### [Task objective]
Restate the full listing word for word and leave the pictures out.

### [Data provided]

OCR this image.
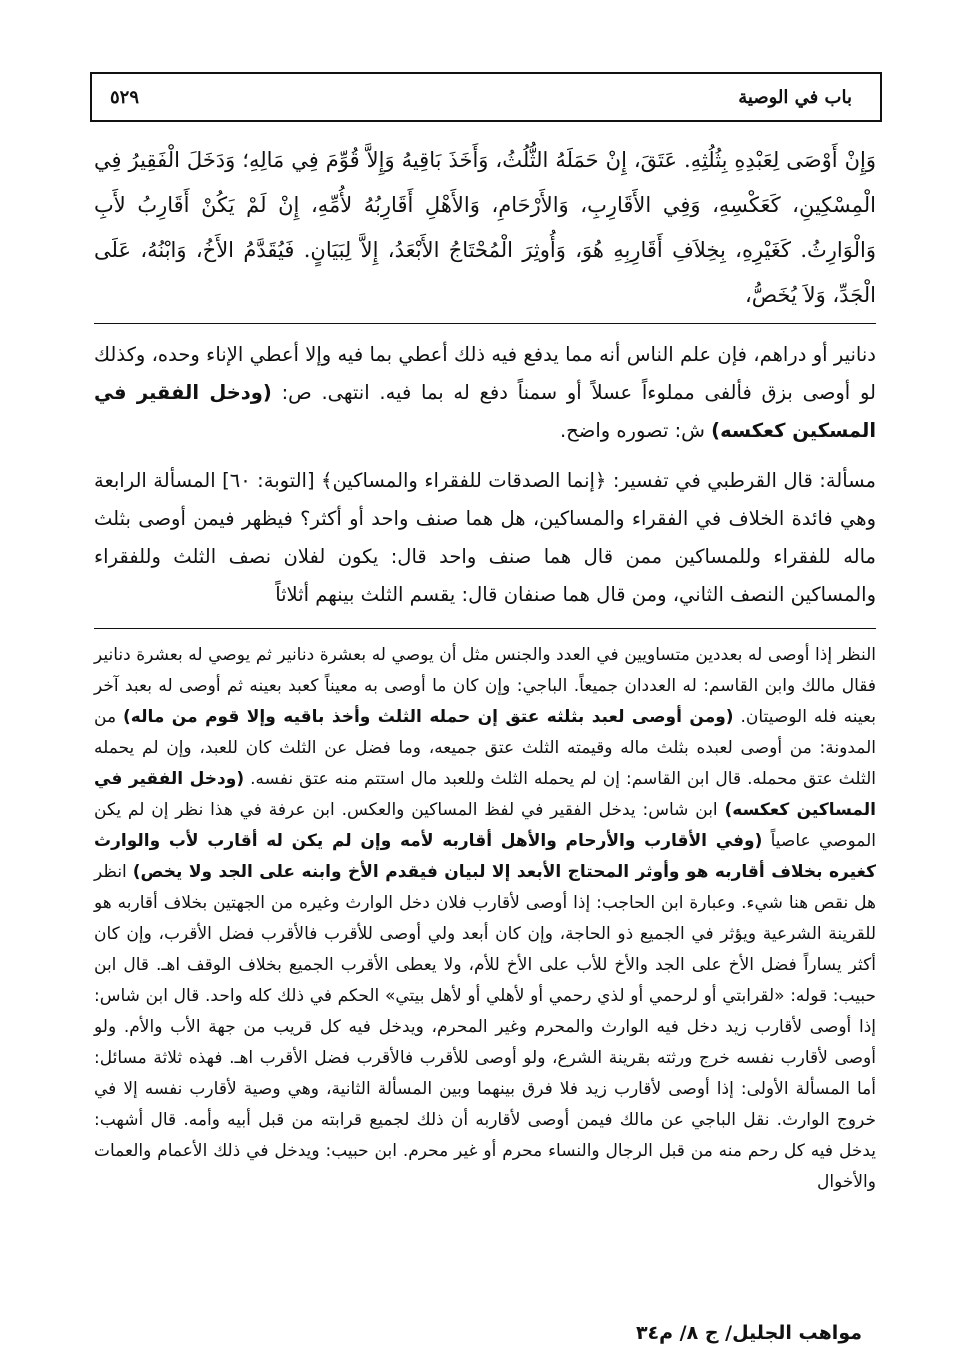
باب في الوصية
٥٢٩

وَإِنْ أَوْصَى لِعَبْدِهِ بِثُلُثِهِ. عَتَقَ، إِنْ حَمَلَهُ الثُّلُثُ، وَأَخَذَ بَاقِيهُ وَإِلاَّ قُوِّمَ فِي مَالِهِ؛ وَدَخَلَ الْفَقِيرُ فِي الْمِسْكِينِ، كَعَكْسِهِ، وَفِي الأَقَارِبِ، وَالأَرْحَامِ، وَالأَهْلِ أَقَارِبُهُ لأُمِّهِ، إِنْ لَمْ يَكُنْ أَقَارِبُ لأَبِ وَالْوَارِثُ. كَغَيْرِهِ، بِخِلاَفِ أَقَارِبِهِ هُوَ، وَأُوثِرَ الْمُحْتَاجُ الأَبْعَدُ، إِلاَّ لِبَيَانٍ. فَيُقَدَّمُ الأَخُ، وَابْنُهُ، عَلَى الْجَدِّ، وَلاَ يُخَصُّ،

دنانير أو دراهم، فإن علم الناس أنه مما يدفع فيه ذلك أعطي بما فيه وإلا أعطي الإناء وحده، وكذلك لو أوصى بزق فألفى مملوءاً عسلاً أو سمناً دفع له بما فيه. انتهى. ص: (ودخل الفقير في المسكين كعكسه) ش: تصوره واضح.

مسألة: قال القرطبي في تفسير: ﴿إنما الصدقات للفقراء والمساكين﴾ [التوبة: ٦٠] المسألة الرابعة وهي فائدة الخلاف في الفقراء والمساكين، هل هما صنف واحد أو أكثر؟ فيظهر فيمن أوصى بثلث ماله للفقراء وللمساكين ممن قال هما صنف واحد قال: يكون لفلان نصف الثلث وللفقراء والمساكين النصف الثاني، ومن قال هما صنفان قال: يقسم الثلث بينهم أثلاثاً

النظر إذا أوصى له بعددين متساويين في العدد والجنس مثل أن يوصي له بعشرة دنانير ثم يوصي له بعشرة دنانير فقال مالك وابن القاسم: له العددان جميعاً. الباجي: وإن كان ما أوصى به معيناً كعبد بعينه ثم أوصى له بعبد آخر بعينه فله الوصيتان. (ومن أوصى لعبد بثلثه عتق إن حمله الثلث وأخذ باقيه وإلا قوم من ماله) من المدونة: من أوصى لعبده بثلث ماله وقيمته الثلث عتق جميعه، وما فضل عن الثلث كان للعبد، وإن لم يحمله الثلث عتق محمله. قال ابن القاسم: إن لم يحمله الثلث وللعبد مال استتم منه عتق نفسه. (ودخل الفقير في المساكين كعكسه) ابن شاس: يدخل الفقير في لفظ المساكين والعكس. ابن عرفة في هذا نظر إن لم يكن الموصي عاصياً (وفي الأقارب والأرحام والأهل أقاربه لأمه وإن لم يكن له أقارب لأب والوارث كغيره بخلاف أقاربه هو وأوثر المحتاج الأبعد إلا لبيان فيقدم الأخ وابنه على الجد ولا يخص) انظر هل نقص هنا شيء. وعبارة ابن الحاجب: إذا أوصى لأقارب فلان دخل الوارث وغيره من الجهتين بخلاف أقاربه هو للقرينة الشرعية ويؤثر في الجميع ذو الحاجة، وإن كان أبعد ولي أوصى للأقرب فالأقرب فضل الأقرب، وإن كان أكثر يساراً فضل الأخ على الجد والأخ للأب على الأخ للأم، ولا يعطى الأقرب الجميع بخلاف الوقف اهـ. قال ابن حبيب: قوله: «لقرابتي أو لرحمي أو لذي رحمي أو لأهلي أو لأهل بيتي» الحكم في ذلك كله واحد. قال ابن شاس: إذا أوصى لأقارب زيد دخل فيه الوارث والمحرم وغير المحرم، ويدخل فيه كل قريب من جهة الأب والأم. ولو أوصى لأقارب نفسه خرج ورثته بقرينة الشرع، ولو أوصى للأقرب فالأقرب فضل الأقرب اهـ. فهذه ثلاثة مسائل: أما المسألة الأولى: إذا أوصى لأقارب زيد فلا فرق بينهما وبين المسألة الثانية، وهي وصية لأقارب نفسه إلا في خروج الوارث. نقل الباجي عن مالك فيمن أوصى لأقاربه أن ذلك لجميع قرابته من قبل أبيه وأمه. قال أشهب: يدخل فيه كل رحم منه من قبل الرجال والنساء محرم أو غير محرم. ابن حبيب: ويدخل في ذلك الأعمام والعمات والأخوال

مواهب الجليل/ ج ٨/ م٣٤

### [Output of the exercise]
OCR this image.
باب في الوصية
٥٢٩

وَإِنْ أَوْصَى لِعَبْدِهِ بِثُلُثِهِ. عَتَقَ، إِنْ حَمَلَهُ الثُّلُثُ، وَأَخَذَ بَاقِيهُ وَإِلاَّ قُوِّمَ فِي مَالِهِ؛ وَدَخَلَ الْفَقِيرُ فِي الْمِسْكِينِ، كَعَكْسِهِ، وَفِي الأَقَارِبِ، وَالأَرْحَامِ، وَالأَهْلِ أَقَارِبُهُ لأُمِّهِ، إِنْ لَمْ يَكُنْ أَقَارِبُ لأَبِ وَالْوَارِثُ. كَغَيْرِهِ، بِخِلاَفِ أَقَارِبِهِ هُوَ، وَأُوثِرَ الْمُحْتَاجُ الأَبْعَدُ، إِلاَّ لِبَيَانٍ. فَيُقَدَّمُ الأَخُ، وَابْنُهُ، عَلَى الْجَدِّ، وَلاَ يُخَصُّ،

دنانير أو دراهم، فإن علم الناس أنه مما يدفع فيه ذلك أعطي بما فيه وإلا أعطي الإناء وحده، وكذلك لو أوصى بزق فألفى مملوءاً عسلاً أو سمناً دفع له بما فيه. انتهى. ص: (ودخل الفقير في المسكين كعكسه) ش: تصوره واضح.

مسألة: قال القرطبي في تفسير: ﴿إنما الصدقات للفقراء والمساكين﴾ [التوبة: ٦٠] المسألة الرابعة وهي فائدة الخلاف في الفقراء والمساكين، هل هما صنف واحد أو أكثر؟ فيظهر فيمن أوصى بثلث ماله للفقراء وللمساكين ممن قال هما صنف واحد قال: يكون لفلان نصف الثلث وللفقراء والمساكين النصف الثاني، ومن قال هما صنفان قال: يقسم الثلث بينهم أثلاثاً

النظر إذا أوصى له بعددين متساويين في العدد والجنس مثل أن يوصي له بعشرة دنانير ثم يوصي له بعشرة دنانير فقال مالك وابن القاسم: له العددان جميعاً. الباجي: وإن كان ما أوصى به معيناً كعبد بعينه ثم أوصى له بعبد آخر بعينه فله الوصيتان. (ومن أوصى لعبد بثلثه عتق إن حمله الثلث وأخذ باقيه وإلا قوم من ماله) من المدونة: من أوصى لعبده بثلث ماله وقيمته الثلث عتق جميعه، وما فضل عن الثلث كان للعبد، وإن لم يحمله الثلث عتق محمله. قال ابن القاسم: إن لم يحمله الثلث وللعبد مال استتم منه عتق نفسه. (ودخل الفقير في المساكين كعكسه) ابن شاس: يدخل الفقير في لفظ المساكين والعكس. ابن عرفة في هذا نظر إن لم يكن الموصي عاصياً (وفي الأقارب والأرحام والأهل أقاربه لأمه وإن لم يكن له أقارب لأب والوارث كغيره بخلاف أقاربه هو وأوثر المحتاج الأبعد إلا لبيان فيقدم الأخ وابنه على الجد ولا يخص) انظر هل نقص هنا شيء. وعبارة ابن الحاجب: إذا أوصى لأقارب فلان دخل الوارث وغيره من الجهتين بخلاف أقاربه هو للقرينة الشرعية ويؤثر في الجميع ذو الحاجة، وإن كان أبعد ولي أوصى للأقرب فالأقرب فضل الأقرب، وإن كان أكثر يساراً فضل الأخ على الجد والأخ للأب على الأخ للأم، ولا يعطى الأقرب الجميع بخلاف الوقف اهـ. قال ابن حبيب: قوله: «لقرابتي أو لرحمي أو لذي رحمي أو لأهلي أو لأهل بيتي» الحكم في ذلك كله واحد. قال ابن شاس: إذا أوصى لأقارب زيد دخل فيه الوارث والمحرم وغير المحرم، ويدخل فيه كل قريب من جهة الأب والأم. ولو أوصى لأقارب نفسه خرج ورثته بقرينة الشرع، ولو أوصى للأقرب فالأقرب فضل الأقرب اهـ. فهذه ثلاثة مسائل: أما المسألة الأولى: إذا أوصى لأقارب زيد فلا فرق بينهما وبين المسألة الثانية، وهي وصية لأقارب نفسه إلا في خروج الوارث. نقل الباجي عن مالك فيمن أوصى لأقاربه أن ذلك لجميع قرابته من قبل أبيه وأمه. قال أشهب: يدخل فيه كل رحم منه من قبل الرجال والنساء محرم أو غير محرم. ابن حبيب: ويدخل في ذلك الأعمام والعمات والأخوال

مواهب الجليل/ ج ٨/ م٣٤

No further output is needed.